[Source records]
^^^^^^^^^^^^^^^^

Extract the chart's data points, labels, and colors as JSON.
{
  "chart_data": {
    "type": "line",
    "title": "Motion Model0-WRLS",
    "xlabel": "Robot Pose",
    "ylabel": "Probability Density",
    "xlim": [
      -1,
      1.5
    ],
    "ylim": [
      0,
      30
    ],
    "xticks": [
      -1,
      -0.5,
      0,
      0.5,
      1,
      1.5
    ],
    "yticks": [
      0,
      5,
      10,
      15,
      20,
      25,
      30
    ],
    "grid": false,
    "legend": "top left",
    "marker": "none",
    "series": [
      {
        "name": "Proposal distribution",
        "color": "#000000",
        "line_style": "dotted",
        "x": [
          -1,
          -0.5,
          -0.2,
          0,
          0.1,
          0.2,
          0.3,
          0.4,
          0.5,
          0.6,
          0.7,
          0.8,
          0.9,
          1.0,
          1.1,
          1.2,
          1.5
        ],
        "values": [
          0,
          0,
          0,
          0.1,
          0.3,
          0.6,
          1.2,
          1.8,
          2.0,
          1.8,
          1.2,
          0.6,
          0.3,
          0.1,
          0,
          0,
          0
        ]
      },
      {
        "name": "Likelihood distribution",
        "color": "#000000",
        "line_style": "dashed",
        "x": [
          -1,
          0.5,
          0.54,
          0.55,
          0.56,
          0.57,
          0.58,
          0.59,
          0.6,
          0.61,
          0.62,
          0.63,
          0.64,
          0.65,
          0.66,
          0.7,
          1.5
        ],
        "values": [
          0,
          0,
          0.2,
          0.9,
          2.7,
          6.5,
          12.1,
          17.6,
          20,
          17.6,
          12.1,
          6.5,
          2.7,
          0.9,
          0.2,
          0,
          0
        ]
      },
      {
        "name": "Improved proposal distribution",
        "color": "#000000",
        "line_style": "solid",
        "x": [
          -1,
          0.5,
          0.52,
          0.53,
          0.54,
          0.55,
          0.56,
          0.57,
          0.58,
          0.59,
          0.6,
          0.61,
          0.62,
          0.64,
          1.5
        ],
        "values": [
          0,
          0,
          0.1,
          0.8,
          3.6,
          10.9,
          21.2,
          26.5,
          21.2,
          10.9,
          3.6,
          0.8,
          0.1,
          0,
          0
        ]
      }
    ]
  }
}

^^^^^^^^^^^^^^^^

Using the listing, collect all lines in which the string "distribution" is found.

Answer to the problem:
        "name": "Proposal distribution",
        "name": "Likelihood distribution",
        "name": "Improved proposal distribution",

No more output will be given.